_Data for the task_.
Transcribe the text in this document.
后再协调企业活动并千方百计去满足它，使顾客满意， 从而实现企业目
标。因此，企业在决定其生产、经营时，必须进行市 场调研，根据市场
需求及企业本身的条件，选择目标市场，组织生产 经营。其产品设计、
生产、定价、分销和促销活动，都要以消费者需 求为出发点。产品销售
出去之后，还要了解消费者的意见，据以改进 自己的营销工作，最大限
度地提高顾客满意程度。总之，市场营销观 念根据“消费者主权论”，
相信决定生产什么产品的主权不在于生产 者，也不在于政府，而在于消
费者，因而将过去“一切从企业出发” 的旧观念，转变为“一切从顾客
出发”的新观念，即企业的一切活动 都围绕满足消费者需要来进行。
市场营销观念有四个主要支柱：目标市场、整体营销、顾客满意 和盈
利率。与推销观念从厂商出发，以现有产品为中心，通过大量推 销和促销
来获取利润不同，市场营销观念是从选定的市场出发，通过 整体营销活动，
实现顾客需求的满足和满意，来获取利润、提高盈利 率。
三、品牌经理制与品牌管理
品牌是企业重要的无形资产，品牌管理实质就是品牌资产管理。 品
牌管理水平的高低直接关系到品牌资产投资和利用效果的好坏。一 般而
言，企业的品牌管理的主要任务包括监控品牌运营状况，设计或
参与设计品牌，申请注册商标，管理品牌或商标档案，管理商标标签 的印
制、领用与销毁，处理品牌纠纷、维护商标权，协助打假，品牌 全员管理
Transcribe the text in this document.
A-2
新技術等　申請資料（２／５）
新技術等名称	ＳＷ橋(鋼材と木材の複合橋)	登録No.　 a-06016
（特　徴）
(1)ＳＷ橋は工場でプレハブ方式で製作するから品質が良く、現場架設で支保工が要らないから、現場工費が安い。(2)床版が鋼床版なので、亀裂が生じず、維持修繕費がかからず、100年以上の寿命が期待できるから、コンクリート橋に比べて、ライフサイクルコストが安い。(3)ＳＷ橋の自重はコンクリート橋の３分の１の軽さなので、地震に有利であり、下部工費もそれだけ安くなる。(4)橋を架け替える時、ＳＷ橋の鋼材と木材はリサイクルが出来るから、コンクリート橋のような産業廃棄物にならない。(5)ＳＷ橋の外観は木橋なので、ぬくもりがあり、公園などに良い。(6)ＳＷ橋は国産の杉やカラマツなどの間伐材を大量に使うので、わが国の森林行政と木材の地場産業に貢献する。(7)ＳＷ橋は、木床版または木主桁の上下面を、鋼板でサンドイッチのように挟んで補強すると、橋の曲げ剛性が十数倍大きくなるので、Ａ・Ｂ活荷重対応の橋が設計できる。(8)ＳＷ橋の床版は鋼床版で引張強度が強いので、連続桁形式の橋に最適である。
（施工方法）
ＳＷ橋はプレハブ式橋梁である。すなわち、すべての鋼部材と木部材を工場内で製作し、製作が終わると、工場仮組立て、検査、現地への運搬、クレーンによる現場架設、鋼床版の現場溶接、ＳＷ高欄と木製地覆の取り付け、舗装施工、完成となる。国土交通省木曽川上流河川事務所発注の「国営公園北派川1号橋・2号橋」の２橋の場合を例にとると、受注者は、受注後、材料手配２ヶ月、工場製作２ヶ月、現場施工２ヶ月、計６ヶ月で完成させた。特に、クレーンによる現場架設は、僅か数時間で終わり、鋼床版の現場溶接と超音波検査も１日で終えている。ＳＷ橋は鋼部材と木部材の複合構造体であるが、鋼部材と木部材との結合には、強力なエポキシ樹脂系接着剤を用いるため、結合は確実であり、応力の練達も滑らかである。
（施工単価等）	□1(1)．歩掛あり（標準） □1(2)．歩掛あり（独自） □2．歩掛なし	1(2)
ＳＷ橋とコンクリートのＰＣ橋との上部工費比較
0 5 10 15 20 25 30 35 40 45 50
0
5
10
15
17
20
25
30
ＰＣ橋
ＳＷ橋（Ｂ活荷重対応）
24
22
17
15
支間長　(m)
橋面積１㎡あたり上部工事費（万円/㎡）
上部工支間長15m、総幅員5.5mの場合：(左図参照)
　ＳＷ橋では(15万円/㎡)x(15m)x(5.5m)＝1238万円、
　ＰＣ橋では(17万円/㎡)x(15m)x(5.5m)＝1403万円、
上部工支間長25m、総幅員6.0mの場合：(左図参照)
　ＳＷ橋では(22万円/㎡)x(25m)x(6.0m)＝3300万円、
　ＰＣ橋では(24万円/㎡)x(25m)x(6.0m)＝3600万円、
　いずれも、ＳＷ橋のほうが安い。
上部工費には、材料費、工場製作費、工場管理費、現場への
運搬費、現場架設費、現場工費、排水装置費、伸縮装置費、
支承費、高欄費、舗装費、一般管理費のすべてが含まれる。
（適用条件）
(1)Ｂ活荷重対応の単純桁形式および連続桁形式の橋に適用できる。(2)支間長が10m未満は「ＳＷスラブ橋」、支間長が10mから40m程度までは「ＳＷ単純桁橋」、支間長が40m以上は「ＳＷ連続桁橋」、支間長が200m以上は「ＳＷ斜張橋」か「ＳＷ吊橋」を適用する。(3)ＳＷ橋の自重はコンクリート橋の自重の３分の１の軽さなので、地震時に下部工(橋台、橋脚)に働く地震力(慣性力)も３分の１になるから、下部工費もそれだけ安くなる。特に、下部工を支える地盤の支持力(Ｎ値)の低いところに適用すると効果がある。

_To be done_.
Search the data for the string "ＳＷ橋では". List each line that has it.

_Response_.
　ＳＷ橋では(15万円/㎡)x(15m)x(5.5m)＝1238万円、
　ＳＷ橋では(22万円/㎡)x(25m)x(6.0m)＝3300万円、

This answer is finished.